Data records:
start

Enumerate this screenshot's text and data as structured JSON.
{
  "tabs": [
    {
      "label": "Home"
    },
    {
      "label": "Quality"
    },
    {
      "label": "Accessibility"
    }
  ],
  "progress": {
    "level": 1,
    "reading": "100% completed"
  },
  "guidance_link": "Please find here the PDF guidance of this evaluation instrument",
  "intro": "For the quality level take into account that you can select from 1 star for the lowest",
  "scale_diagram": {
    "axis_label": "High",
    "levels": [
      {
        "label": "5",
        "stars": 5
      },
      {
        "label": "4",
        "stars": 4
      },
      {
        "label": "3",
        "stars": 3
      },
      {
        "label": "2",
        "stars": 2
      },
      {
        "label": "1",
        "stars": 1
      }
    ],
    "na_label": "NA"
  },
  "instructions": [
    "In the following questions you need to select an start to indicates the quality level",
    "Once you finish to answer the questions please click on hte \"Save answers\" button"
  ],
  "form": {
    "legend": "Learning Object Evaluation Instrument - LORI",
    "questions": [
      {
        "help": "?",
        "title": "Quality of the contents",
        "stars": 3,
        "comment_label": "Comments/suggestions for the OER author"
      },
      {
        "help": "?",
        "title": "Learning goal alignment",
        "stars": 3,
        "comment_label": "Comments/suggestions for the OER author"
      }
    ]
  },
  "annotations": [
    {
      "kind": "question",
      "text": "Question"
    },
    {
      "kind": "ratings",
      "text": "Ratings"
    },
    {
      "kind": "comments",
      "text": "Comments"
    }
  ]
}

end
start

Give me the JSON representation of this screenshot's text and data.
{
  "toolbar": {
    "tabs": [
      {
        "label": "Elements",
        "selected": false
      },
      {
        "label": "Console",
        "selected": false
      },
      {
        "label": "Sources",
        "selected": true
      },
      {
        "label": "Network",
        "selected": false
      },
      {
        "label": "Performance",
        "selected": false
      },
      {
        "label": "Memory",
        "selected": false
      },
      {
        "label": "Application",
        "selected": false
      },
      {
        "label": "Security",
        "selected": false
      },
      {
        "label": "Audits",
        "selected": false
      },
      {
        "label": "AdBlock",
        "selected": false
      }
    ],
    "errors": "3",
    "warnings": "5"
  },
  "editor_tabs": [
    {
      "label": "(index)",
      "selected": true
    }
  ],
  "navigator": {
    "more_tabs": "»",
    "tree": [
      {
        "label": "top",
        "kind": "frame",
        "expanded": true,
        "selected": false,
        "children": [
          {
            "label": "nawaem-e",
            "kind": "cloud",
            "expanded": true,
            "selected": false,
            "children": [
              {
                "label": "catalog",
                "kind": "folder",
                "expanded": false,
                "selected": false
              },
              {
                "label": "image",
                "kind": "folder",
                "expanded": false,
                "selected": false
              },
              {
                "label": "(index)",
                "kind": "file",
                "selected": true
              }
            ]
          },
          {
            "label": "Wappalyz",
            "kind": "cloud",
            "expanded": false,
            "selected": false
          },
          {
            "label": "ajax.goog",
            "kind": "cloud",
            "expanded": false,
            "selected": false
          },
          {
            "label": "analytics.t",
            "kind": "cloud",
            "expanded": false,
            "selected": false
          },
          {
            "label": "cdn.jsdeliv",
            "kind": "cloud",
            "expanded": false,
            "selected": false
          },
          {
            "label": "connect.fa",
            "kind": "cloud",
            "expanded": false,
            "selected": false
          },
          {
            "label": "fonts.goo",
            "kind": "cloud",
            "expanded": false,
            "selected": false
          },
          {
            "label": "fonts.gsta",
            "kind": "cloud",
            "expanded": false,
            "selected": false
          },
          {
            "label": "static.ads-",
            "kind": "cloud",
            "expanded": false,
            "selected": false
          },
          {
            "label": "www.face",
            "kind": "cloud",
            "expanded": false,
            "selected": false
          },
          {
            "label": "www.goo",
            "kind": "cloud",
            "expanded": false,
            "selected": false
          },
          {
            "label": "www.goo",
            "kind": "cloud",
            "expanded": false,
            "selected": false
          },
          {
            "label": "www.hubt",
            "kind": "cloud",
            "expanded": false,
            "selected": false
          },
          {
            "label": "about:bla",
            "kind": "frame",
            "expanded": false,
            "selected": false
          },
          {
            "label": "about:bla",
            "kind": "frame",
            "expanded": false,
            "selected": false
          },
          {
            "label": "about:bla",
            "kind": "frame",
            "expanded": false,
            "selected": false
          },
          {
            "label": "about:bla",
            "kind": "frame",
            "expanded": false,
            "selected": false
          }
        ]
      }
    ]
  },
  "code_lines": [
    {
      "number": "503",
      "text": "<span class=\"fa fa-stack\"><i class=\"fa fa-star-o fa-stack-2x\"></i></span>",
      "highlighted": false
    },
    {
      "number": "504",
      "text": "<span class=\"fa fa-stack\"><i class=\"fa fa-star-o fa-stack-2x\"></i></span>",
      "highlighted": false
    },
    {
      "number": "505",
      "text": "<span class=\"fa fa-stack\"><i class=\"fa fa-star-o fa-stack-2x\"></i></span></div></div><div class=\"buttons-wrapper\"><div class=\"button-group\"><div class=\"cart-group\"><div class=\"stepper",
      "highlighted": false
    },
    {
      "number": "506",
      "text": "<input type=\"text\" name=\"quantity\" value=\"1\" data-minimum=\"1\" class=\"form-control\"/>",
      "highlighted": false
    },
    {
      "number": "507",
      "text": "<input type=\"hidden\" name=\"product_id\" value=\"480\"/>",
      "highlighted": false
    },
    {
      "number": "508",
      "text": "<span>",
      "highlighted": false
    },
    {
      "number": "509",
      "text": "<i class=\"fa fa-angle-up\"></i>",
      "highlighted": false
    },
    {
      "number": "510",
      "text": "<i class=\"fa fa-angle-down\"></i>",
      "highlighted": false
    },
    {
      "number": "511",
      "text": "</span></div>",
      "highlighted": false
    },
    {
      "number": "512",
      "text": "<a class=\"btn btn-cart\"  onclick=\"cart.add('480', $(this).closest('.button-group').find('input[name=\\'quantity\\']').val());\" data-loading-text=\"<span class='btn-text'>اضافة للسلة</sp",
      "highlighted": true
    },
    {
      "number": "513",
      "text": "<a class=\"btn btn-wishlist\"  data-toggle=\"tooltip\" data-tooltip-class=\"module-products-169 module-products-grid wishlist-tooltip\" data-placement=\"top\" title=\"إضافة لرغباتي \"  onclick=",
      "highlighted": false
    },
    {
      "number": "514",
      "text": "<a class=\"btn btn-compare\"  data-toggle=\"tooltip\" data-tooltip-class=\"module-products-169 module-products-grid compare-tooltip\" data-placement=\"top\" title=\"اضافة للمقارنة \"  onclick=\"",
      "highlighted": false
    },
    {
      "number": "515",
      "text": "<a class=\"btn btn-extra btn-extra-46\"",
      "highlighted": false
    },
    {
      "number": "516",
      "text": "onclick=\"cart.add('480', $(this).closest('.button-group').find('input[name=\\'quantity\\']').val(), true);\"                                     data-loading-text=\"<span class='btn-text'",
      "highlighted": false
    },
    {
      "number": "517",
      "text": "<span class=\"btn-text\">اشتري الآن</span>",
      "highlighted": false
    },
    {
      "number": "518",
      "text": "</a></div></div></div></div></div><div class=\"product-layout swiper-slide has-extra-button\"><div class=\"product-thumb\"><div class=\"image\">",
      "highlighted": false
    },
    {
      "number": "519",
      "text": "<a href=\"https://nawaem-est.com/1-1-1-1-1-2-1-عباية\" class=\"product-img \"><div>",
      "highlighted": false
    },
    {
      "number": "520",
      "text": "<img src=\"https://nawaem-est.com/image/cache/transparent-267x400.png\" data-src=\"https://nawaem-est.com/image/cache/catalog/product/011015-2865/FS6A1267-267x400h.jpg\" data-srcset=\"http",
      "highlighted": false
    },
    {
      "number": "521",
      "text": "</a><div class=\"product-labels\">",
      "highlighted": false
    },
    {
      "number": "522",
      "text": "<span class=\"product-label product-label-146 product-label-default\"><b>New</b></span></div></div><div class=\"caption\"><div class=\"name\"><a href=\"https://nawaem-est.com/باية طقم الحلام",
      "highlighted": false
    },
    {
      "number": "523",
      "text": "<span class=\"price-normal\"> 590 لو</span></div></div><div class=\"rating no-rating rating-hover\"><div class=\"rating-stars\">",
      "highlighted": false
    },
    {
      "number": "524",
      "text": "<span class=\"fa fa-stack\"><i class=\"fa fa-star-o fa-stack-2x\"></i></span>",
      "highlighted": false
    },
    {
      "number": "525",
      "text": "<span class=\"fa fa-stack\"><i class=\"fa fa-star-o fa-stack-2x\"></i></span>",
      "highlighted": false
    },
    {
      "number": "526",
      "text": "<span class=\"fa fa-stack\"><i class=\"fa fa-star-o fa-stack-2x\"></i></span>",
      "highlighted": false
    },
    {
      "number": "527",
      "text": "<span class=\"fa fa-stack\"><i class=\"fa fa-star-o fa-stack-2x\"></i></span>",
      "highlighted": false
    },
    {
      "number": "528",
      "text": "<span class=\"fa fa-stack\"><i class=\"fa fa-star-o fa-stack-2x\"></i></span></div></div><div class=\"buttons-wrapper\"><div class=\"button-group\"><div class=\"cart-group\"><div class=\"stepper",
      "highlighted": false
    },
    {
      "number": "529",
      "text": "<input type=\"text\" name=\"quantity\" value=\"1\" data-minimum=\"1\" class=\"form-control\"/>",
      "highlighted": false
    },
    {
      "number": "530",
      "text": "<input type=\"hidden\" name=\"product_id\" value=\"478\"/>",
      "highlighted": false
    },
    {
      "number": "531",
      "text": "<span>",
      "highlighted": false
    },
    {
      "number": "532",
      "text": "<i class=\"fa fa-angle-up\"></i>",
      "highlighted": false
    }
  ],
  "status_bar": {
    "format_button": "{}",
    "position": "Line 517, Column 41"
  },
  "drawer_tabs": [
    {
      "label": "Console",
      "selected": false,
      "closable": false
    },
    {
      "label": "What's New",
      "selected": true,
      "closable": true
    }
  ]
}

end

What is being asked
The answer is the number of lines in the preceding material that hold "products"; write that number and nothing else.

Written response
2